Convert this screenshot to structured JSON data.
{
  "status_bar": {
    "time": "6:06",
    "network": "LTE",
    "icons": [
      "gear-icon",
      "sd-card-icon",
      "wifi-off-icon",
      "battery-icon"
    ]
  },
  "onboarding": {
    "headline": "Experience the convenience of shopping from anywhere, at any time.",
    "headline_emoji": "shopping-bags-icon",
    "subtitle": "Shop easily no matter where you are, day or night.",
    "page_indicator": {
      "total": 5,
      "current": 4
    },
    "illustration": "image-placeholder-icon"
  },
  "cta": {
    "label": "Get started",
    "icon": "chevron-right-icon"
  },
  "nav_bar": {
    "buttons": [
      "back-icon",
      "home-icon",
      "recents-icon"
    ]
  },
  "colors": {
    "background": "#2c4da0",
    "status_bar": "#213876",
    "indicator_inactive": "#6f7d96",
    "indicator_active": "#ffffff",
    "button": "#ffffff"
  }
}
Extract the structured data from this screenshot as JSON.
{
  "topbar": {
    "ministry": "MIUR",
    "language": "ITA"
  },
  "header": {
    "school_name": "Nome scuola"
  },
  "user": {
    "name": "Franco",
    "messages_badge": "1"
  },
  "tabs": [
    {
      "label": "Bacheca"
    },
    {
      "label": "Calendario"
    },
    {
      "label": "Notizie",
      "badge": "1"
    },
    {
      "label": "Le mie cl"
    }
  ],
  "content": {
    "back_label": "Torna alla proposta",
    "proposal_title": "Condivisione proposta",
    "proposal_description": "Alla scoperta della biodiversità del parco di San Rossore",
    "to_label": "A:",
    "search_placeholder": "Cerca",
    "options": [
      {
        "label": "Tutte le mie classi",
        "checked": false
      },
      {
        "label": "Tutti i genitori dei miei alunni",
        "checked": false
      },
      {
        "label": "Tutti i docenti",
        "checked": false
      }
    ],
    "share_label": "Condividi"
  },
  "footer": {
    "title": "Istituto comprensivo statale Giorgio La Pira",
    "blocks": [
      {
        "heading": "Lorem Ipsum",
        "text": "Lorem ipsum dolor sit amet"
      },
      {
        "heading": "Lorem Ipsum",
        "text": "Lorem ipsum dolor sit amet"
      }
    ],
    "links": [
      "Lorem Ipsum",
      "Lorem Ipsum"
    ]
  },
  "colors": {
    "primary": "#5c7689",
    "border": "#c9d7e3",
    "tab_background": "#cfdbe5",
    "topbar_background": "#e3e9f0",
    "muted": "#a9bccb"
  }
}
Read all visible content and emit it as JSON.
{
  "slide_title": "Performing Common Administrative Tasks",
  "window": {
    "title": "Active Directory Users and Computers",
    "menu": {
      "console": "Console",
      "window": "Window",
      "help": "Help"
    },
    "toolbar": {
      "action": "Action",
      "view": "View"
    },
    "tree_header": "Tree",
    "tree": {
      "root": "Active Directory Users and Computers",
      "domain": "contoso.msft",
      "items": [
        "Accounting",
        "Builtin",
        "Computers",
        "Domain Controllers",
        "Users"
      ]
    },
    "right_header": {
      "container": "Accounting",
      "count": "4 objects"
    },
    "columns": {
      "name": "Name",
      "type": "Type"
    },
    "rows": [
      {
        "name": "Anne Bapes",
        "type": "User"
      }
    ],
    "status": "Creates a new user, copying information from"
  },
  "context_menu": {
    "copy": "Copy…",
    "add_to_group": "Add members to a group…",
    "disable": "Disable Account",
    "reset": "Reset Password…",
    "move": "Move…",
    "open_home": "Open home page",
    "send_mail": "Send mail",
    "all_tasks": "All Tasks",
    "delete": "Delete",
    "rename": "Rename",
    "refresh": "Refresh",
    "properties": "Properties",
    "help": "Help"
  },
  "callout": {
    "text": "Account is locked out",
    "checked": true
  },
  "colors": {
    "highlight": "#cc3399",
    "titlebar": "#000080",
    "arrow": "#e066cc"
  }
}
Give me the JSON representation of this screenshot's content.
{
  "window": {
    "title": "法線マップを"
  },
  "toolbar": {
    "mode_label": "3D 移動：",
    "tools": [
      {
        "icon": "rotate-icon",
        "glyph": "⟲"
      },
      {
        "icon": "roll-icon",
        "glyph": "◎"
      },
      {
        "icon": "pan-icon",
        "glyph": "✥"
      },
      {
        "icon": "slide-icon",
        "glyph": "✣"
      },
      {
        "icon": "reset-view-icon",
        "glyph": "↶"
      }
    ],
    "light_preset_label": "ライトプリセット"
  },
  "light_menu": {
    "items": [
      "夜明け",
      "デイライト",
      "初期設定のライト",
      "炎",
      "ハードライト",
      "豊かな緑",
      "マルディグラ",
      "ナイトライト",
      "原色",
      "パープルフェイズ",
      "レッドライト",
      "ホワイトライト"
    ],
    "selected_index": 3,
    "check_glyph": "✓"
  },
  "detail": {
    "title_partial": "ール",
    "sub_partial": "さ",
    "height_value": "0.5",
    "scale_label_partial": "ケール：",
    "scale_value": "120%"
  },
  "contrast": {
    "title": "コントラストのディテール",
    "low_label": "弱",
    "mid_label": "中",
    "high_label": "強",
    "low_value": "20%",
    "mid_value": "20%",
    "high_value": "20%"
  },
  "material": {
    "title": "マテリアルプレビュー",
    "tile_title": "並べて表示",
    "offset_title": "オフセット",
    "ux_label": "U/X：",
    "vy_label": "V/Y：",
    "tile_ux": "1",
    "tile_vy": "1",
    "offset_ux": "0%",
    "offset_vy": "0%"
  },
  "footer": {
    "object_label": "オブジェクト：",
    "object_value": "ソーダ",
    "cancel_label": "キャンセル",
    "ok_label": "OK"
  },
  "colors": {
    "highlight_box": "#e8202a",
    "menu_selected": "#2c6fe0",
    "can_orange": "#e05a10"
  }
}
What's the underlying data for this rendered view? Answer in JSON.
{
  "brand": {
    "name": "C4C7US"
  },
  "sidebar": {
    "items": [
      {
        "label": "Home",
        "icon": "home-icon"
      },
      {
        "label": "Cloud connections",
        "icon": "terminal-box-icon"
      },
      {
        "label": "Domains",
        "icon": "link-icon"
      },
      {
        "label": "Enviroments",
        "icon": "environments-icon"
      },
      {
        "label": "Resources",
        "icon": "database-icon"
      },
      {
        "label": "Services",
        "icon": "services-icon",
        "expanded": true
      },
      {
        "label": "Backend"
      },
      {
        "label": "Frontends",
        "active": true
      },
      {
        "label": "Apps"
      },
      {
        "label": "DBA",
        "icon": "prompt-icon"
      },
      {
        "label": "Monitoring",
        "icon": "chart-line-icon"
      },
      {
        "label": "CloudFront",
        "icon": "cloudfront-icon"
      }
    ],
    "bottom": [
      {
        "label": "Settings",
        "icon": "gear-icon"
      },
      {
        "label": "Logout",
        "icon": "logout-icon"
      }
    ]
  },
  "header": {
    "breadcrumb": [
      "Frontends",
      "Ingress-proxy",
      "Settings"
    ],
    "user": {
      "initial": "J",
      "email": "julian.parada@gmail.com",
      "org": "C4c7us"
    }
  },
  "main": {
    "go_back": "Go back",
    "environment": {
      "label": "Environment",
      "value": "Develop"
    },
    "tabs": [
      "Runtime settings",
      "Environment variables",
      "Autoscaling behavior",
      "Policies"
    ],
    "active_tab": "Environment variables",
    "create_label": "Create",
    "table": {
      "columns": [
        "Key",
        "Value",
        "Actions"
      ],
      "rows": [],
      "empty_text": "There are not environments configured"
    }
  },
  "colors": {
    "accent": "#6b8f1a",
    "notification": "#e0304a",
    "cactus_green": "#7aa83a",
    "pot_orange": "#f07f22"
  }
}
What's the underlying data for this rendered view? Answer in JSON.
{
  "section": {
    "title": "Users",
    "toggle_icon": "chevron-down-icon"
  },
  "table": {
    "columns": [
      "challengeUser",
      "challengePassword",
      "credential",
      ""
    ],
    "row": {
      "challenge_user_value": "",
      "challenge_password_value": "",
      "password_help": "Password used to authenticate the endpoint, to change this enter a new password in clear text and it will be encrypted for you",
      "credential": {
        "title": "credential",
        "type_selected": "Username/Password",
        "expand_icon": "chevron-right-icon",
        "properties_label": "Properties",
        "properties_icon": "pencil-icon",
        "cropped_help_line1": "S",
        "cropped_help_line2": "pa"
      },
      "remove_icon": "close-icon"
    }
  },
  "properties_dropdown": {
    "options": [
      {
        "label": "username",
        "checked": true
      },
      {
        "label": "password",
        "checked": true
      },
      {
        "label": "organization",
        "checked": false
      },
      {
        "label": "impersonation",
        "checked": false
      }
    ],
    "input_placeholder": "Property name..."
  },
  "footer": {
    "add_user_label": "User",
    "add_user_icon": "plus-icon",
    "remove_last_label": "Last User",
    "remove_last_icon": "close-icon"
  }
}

☆ ☆ ☆

Check each line of the records for "JSON" and copy the ones that contain it.

◆ The response:
Convert this screenshot to structured JSON data.
Extract the structured data from this screenshot as JSON.
Read all visible content and emit it as JSON.
Give me the JSON representation of this screenshot's content.
What's the underlying data for this rendered view? Answer in JSON.
What's the underlying data for this rendered view? Answer in JSON.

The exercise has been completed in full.